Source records
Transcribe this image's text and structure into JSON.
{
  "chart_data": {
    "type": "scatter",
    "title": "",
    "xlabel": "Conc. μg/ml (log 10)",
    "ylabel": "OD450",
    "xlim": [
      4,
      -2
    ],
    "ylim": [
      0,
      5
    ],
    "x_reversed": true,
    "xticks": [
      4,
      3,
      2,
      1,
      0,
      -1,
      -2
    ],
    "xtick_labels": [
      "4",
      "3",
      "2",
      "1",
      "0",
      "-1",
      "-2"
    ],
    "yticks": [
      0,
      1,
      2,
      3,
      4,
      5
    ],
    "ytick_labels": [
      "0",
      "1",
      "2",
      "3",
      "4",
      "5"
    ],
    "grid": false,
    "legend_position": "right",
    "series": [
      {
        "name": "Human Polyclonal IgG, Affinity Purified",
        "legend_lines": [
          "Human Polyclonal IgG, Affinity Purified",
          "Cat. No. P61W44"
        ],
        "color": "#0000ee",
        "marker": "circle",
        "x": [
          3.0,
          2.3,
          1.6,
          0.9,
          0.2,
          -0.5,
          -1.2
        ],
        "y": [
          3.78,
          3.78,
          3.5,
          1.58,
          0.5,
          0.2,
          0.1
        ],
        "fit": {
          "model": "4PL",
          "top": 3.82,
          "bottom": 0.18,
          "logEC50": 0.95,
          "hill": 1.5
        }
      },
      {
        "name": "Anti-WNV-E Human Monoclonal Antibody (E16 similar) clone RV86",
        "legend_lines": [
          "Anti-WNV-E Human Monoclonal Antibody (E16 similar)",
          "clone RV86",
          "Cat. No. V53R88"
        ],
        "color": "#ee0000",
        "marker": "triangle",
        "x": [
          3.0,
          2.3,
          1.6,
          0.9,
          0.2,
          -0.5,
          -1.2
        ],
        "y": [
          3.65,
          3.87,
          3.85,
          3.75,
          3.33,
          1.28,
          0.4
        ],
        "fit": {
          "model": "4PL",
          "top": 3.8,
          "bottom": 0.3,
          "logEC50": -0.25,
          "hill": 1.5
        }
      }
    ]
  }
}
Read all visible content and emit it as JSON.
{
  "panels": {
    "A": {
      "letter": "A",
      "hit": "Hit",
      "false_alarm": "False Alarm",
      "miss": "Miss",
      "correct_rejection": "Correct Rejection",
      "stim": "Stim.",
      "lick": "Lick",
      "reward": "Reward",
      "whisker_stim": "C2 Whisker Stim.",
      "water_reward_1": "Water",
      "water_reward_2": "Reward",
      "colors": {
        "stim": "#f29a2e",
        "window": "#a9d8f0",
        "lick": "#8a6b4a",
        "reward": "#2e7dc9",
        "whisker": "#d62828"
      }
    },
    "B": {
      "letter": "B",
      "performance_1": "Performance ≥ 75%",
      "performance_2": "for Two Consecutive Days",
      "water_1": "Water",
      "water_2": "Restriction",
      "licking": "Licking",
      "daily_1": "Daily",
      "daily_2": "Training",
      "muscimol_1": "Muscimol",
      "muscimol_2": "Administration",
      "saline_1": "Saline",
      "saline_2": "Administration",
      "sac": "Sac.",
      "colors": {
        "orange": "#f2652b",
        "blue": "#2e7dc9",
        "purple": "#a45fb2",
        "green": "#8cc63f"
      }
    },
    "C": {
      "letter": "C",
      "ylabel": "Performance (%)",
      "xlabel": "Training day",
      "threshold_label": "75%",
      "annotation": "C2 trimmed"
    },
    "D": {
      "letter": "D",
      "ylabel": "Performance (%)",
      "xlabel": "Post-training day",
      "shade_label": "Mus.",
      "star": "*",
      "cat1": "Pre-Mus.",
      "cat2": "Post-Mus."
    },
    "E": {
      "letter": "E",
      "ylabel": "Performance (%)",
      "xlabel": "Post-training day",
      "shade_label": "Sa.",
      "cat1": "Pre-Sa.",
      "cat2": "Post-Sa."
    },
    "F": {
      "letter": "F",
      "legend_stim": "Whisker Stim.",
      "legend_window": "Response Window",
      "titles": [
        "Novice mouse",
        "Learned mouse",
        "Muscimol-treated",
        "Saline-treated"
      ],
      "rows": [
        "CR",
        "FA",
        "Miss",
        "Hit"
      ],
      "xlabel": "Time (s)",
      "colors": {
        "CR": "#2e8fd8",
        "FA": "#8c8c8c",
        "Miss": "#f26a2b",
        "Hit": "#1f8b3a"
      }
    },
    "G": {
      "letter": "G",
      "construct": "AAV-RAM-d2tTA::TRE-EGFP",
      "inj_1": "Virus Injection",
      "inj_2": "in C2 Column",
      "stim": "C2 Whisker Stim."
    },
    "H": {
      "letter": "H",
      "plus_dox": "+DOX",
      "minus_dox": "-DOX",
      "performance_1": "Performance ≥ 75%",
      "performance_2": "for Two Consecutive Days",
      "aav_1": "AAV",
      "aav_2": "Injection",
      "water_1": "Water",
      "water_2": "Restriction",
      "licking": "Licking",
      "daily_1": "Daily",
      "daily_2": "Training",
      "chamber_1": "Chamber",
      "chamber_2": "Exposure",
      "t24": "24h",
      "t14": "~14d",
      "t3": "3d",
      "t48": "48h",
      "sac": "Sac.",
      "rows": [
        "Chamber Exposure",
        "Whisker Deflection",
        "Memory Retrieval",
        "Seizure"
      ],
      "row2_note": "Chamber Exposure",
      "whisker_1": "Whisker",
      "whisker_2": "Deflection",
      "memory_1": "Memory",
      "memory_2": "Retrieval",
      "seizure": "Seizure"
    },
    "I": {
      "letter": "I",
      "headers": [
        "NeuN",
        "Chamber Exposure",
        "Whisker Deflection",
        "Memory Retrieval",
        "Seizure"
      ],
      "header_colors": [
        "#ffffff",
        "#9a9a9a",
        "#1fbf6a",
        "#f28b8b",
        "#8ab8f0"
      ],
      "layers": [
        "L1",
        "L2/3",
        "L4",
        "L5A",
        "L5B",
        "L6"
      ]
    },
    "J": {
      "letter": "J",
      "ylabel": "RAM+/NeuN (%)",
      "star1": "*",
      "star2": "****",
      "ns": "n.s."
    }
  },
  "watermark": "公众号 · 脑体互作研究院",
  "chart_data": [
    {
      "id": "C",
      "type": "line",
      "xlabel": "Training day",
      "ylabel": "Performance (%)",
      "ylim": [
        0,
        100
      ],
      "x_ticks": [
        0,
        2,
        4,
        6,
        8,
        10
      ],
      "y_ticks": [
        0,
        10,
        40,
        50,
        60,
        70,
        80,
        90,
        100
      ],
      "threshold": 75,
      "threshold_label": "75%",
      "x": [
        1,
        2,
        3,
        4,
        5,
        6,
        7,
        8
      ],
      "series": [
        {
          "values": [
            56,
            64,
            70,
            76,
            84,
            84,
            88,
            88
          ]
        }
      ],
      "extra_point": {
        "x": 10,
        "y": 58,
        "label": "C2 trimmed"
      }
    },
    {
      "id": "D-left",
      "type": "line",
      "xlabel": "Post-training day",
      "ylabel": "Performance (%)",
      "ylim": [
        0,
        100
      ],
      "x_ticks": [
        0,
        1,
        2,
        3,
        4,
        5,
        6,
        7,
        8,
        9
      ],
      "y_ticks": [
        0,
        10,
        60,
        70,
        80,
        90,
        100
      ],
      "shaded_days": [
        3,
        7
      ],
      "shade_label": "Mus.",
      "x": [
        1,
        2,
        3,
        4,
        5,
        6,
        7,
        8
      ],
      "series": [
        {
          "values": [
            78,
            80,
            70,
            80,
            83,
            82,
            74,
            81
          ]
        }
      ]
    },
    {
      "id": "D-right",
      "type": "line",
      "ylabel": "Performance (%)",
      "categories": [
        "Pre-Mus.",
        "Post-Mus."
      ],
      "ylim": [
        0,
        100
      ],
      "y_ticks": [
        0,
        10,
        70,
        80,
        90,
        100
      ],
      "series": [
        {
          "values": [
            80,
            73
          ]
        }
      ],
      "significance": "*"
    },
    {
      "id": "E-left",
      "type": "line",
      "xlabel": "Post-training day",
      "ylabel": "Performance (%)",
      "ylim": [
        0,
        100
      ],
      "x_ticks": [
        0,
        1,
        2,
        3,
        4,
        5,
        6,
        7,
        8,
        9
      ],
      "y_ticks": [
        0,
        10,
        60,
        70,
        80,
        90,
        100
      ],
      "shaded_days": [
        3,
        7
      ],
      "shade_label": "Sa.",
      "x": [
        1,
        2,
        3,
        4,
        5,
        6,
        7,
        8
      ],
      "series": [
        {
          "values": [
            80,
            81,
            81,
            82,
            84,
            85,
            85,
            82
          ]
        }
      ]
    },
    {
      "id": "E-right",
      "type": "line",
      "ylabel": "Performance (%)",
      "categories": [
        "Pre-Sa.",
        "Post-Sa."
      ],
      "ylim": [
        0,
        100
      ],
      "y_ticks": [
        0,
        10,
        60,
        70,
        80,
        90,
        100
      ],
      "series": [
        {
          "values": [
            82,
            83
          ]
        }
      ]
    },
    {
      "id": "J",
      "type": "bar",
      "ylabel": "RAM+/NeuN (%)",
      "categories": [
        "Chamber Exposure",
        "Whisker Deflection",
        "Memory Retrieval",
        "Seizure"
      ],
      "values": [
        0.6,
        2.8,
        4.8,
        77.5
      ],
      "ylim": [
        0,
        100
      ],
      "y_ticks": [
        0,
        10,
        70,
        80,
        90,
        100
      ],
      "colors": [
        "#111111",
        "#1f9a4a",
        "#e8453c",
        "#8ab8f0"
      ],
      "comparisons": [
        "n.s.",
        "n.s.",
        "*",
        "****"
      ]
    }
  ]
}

Assignment
The word "right" appears in some of the lines above. Copy those lines.

Answer to this problem
    "legend_position": "right",
      "id": "D-right",
      "id": "E-right",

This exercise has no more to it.